Exercise >>
Pictures do not belong in your copy. Repeat all the other data exactly.

═══ Record extracts

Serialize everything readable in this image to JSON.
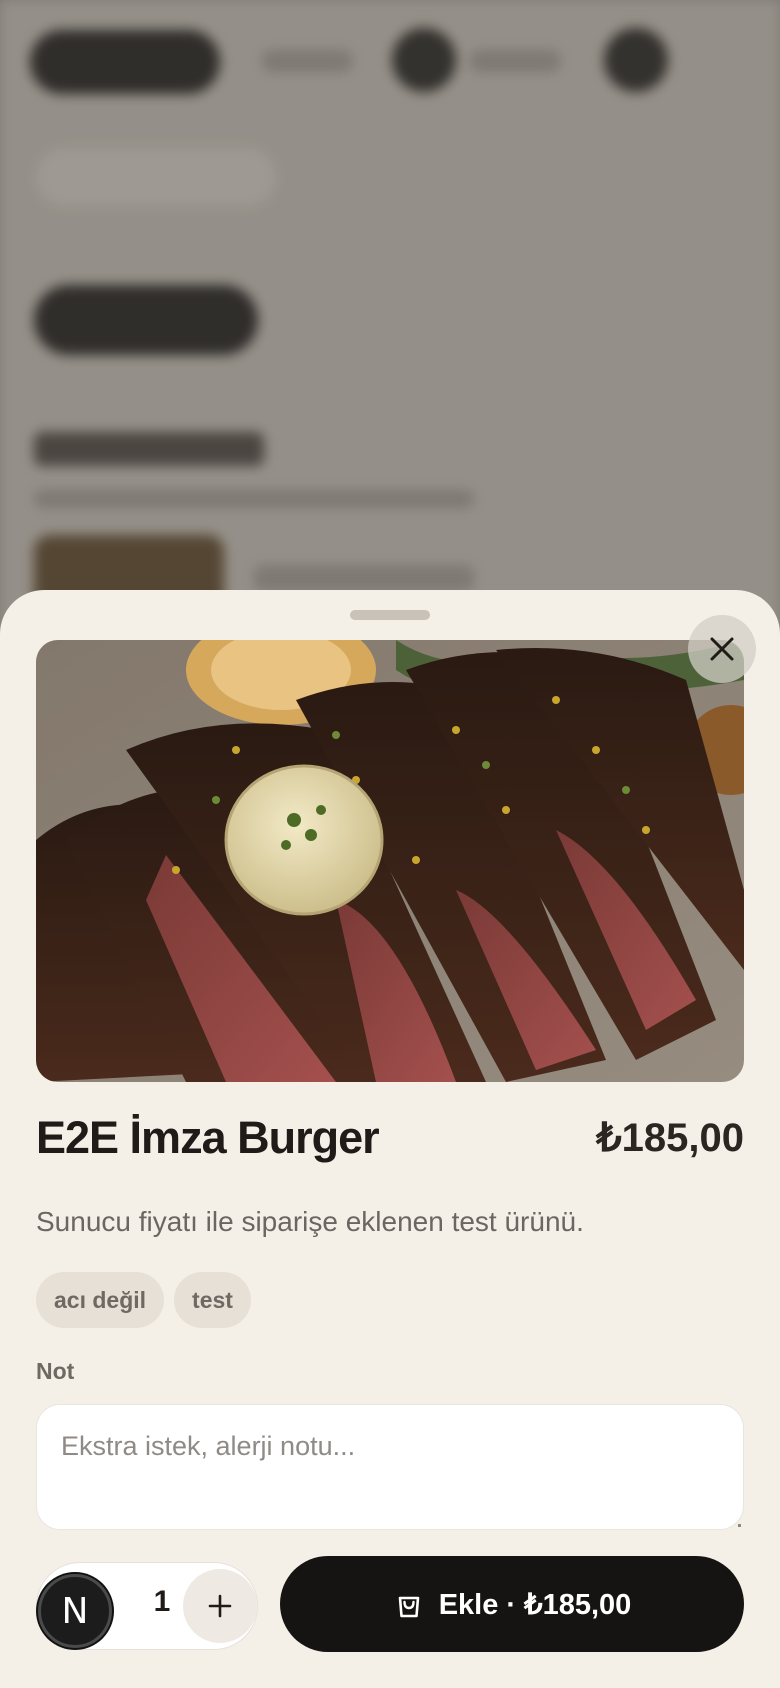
{
  "product": {
    "name": "E2E İmza Burger",
    "price": "₺185,00",
    "description": "Sunucu fiyatı ile siparişe eklenen test ürünü.",
    "tags": [
      "acı değil",
      "test"
    ],
    "image_icon": "steak-photo"
  },
  "note": {
    "label": "Not",
    "placeholder": "Ekstra istek, alerji notu..."
  },
  "quantity": {
    "value": "1",
    "plus_icon": "plus-icon"
  },
  "add_button": {
    "label": "Ekle · ₺185,00",
    "icon": "shopping-bag-icon"
  },
  "badge": {
    "letter": "N"
  },
  "colors": {
    "sheet_bg": "#f5f0e7",
    "button_dark": "#151412",
    "tag_bg": "#e6e0d7"
  }
}
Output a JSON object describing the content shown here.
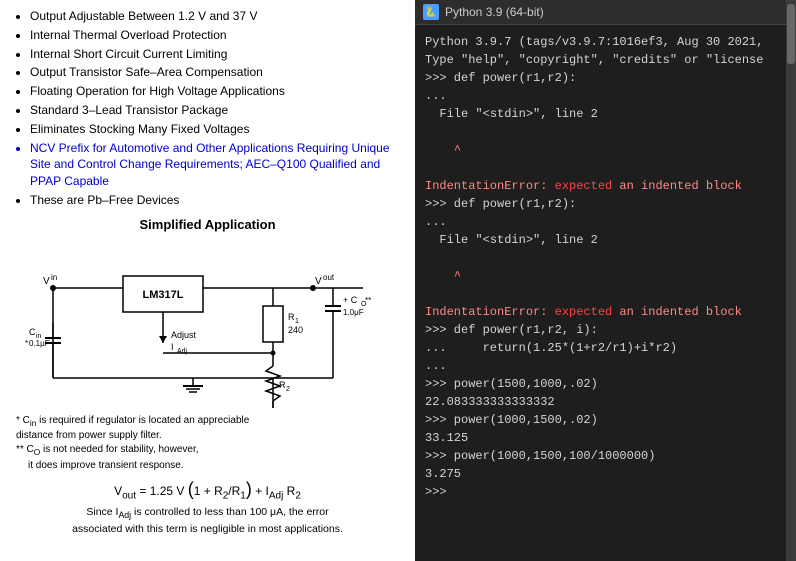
{
  "left": {
    "bullets": [
      {
        "text": "Output Adjustable Between 1.2 V and 37 V",
        "blue": false
      },
      {
        "text": "Internal Thermal Overload Protection",
        "blue": false
      },
      {
        "text": "Internal Short Circuit Current Limiting",
        "blue": false
      },
      {
        "text": "Output Transistor Safe–Area Compensation",
        "blue": false
      },
      {
        "text": "Floating Operation for High Voltage Applications",
        "blue": false
      },
      {
        "text": "Standard 3–Lead Transistor Package",
        "blue": false
      },
      {
        "text": "Eliminates Stocking Many Fixed Voltages",
        "blue": false
      },
      {
        "text": "NCV Prefix for Automotive and Other Applications Requiring Unique Site and Control Change Requirements; AEC–Q100 Qualified and PPAP Capable",
        "blue": true
      },
      {
        "text": "These are Pb–Free Devices",
        "blue": false
      }
    ],
    "section_title": "Simplified Application",
    "footnote1": "* C",
    "footnote1_sub": "in",
    "footnote1_rest": " is required if regulator is located an appreciable distance from power supply filter.",
    "footnote2": "** C",
    "footnote2_sub": "O",
    "footnote2_rest": " is not needed for stability, however,",
    "footnote2_line2": "it does improve transient response.",
    "formula": "V",
    "formula_out": "out",
    "formula_eq": " = 1.25 V",
    "formula_paren": "(1 + R₂/R₁) + I",
    "formula_adj": "Adj",
    "formula_r2": " R₂",
    "since_line1": "Since I",
    "since_adj": "Adj",
    "since_line1_rest": " is controlled to less than 100 μA, the error",
    "since_line2": "associated with this term is negligible in most applications."
  },
  "right": {
    "title": "Python 3.9 (64-bit)",
    "lines": [
      {
        "type": "output",
        "text": "Python 3.9.7 (tags/v3.9.7:1016ef3, Aug 30 2021,"
      },
      {
        "type": "output",
        "text": "Type \"help\", \"copyright\", \"credits\" or \"license"
      },
      {
        "type": "prompt",
        "text": ">>> def power(r1,r2):"
      },
      {
        "type": "continue",
        "text": "..."
      },
      {
        "type": "file",
        "text": "  File \"<stdin>\", line 2"
      },
      {
        "type": "blank",
        "text": ""
      },
      {
        "type": "caret",
        "text": "    ^"
      },
      {
        "type": "blank",
        "text": ""
      },
      {
        "type": "error",
        "text": "IndentationError: expected an indented block"
      },
      {
        "type": "prompt",
        "text": ">>> def power(r1,r2):"
      },
      {
        "type": "continue",
        "text": "..."
      },
      {
        "type": "file",
        "text": "  File \"<stdin>\", line 2"
      },
      {
        "type": "blank",
        "text": ""
      },
      {
        "type": "caret",
        "text": "    ^"
      },
      {
        "type": "blank",
        "text": ""
      },
      {
        "type": "error",
        "text": "IndentationError: expected an indented block"
      },
      {
        "type": "prompt",
        "text": ">>> def power(r1,r2, i):"
      },
      {
        "type": "continue",
        "text": "...     return(1.25*(1+r2/r1)+i*r2)"
      },
      {
        "type": "continue",
        "text": "..."
      },
      {
        "type": "prompt",
        "text": ">>> power(1500,1000,.02)"
      },
      {
        "type": "output",
        "text": "22.083333333333332"
      },
      {
        "type": "prompt",
        "text": ">>> power(1000,1500,.02)"
      },
      {
        "type": "output",
        "text": "33.125"
      },
      {
        "type": "prompt",
        "text": ">>> power(1000,1500,100/1000000)"
      },
      {
        "type": "output",
        "text": "3.275"
      },
      {
        "type": "prompt",
        "text": ">>>"
      }
    ]
  }
}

══════

Written answer >>
Serialize everything readable in this image to JSON.
{
  "product": {
    "name": "E2E İmza Burger",
    "price": "₺185,00",
    "description": "Sunucu fiyatı ile siparişe eklenen test ürünü.",
    "tags": [
      "acı değil",
      "test"
    ],
    "image_icon": "steak-photo"
  },
  "note": {
    "label": "Not",
    "placeholder": "Ekstra istek, alerji notu..."
  },
  "quantity": {
    "value": "1",
    "plus_icon": "plus-icon"
  },
  "add_button": {
    "label": "Ekle · ₺185,00",
    "icon": "shopping-bag-icon"
  },
  "badge": {
    "letter": "N"
  },
  "colors": {
    "sheet_bg": "#f5f0e7",
    "button_dark": "#151412",
    "tag_bg": "#e6e0d7"
  }
}
Output a JSON object describing the content shown here.
{
  "left": {
    "bullets": [
      {
        "text": "Output Adjustable Between 1.2 V and 37 V",
        "blue": false
      },
      {
        "text": "Internal Thermal Overload Protection",
        "blue": false
      },
      {
        "text": "Internal Short Circuit Current Limiting",
        "blue": false
      },
      {
        "text": "Output Transistor Safe–Area Compensation",
        "blue": false
      },
      {
        "text": "Floating Operation for High Voltage Applications",
        "blue": false
      },
      {
        "text": "Standard 3–Lead Transistor Package",
        "blue": false
      },
      {
        "text": "Eliminates Stocking Many Fixed Voltages",
        "blue": false
      },
      {
        "text": "NCV Prefix for Automotive and Other Applications Requiring Unique Site and Control Change Requirements; AEC–Q100 Qualified and PPAP Capable",
        "blue": true
      },
      {
        "text": "These are Pb–Free Devices",
        "blue": false
      }
    ],
    "section_title": "Simplified Application",
    "footnote1": "* C",
    "footnote1_sub": "in",
    "footnote1_rest": " is required if regulator is located an appreciable distance from power supply filter.",
    "footnote2": "** C",
    "footnote2_sub": "O",
    "footnote2_rest": " is not needed for stability, however,",
    "footnote2_line2": "it does improve transient response.",
    "formula": "V",
    "formula_out": "out",
    "formula_eq": " = 1.25 V",
    "formula_paren": "(1 + R₂/R₁) + I",
    "formula_adj": "Adj",
    "formula_r2": " R₂",
    "since_line1": "Since I",
    "since_adj": "Adj",
    "since_line1_rest": " is controlled to less than 100 μA, the error",
    "since_line2": "associated with this term is negligible in most applications."
  },
  "right": {
    "title": "Python 3.9 (64-bit)",
    "lines": [
      {
        "type": "output",
        "text": "Python 3.9.7 (tags/v3.9.7:1016ef3, Aug 30 2021,"
      },
      {
        "type": "output",
        "text": "Type \"help\", \"copyright\", \"credits\" or \"license"
      },
      {
        "type": "prompt",
        "text": ">>> def power(r1,r2):"
      },
      {
        "type": "continue",
        "text": "..."
      },
      {
        "type": "file",
        "text": "  File \"<stdin>\", line 2"
      },
      {
        "type": "blank",
        "text": ""
      },
      {
        "type": "caret",
        "text": "    ^"
      },
      {
        "type": "blank",
        "text": ""
      },
      {
        "type": "error",
        "text": "IndentationError: expected an indented block"
      },
      {
        "type": "prompt",
        "text": ">>> def power(r1,r2):"
      },
      {
        "type": "continue",
        "text": "..."
      },
      {
        "type": "file",
        "text": "  File \"<stdin>\", line 2"
      },
      {
        "type": "blank",
        "text": ""
      },
      {
        "type": "caret",
        "text": "    ^"
      },
      {
        "type": "blank",
        "text": ""
      },
      {
        "type": "error",
        "text": "IndentationError: expected an indented block"
      },
      {
        "type": "prompt",
        "text": ">>> def power(r1,r2, i):"
      },
      {
        "type": "continue",
        "text": "...     return(1.25*(1+r2/r1)+i*r2)"
      },
      {
        "type": "continue",
        "text": "..."
      },
      {
        "type": "prompt",
        "text": ">>> power(1500,1000,.02)"
      },
      {
        "type": "output",
        "text": "22.083333333333332"
      },
      {
        "type": "prompt",
        "text": ">>> power(1000,1500,.02)"
      },
      {
        "type": "output",
        "text": "33.125"
      },
      {
        "type": "prompt",
        "text": ">>> power(1000,1500,100/1000000)"
      },
      {
        "type": "output",
        "text": "3.275"
      },
      {
        "type": "prompt",
        "text": ">>>"
      }
    ]
  }
}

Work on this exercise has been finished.